- _To do_:
Filter the listing below, copying every line in which the word "preparation" appears.

- _Given data_:
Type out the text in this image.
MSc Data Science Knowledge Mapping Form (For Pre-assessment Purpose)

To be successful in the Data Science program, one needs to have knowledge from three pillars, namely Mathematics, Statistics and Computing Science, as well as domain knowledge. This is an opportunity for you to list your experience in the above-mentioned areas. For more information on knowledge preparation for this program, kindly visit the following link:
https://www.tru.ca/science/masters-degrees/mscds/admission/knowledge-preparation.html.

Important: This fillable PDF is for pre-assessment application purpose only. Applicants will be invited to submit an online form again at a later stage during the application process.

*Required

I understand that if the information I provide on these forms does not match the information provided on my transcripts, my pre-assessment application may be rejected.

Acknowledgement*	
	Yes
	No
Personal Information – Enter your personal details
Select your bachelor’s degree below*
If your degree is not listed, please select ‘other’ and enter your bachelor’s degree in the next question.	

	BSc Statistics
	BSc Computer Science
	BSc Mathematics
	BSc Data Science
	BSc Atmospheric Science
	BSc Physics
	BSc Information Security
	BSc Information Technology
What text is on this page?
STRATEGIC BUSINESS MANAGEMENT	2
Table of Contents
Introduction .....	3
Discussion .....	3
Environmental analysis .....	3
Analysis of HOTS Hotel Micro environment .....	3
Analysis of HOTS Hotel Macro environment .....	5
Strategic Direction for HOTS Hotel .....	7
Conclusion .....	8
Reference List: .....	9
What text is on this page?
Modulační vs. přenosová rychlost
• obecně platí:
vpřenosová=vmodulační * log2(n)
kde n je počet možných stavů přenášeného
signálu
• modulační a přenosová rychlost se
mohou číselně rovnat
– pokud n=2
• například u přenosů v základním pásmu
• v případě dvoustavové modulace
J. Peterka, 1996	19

- _Written answer_:
To be successful in the Data Science program, one needs to have knowledge from three pillars, namely Mathematics, Statistics and Computing Science, as well as domain knowledge. This is an opportunity for you to list your experience in the above-mentioned areas. For more information on knowledge preparation for this program, kindly visit the following link:
https://www.tru.ca/science/masters-degrees/mscds/admission/knowledge-preparation.html.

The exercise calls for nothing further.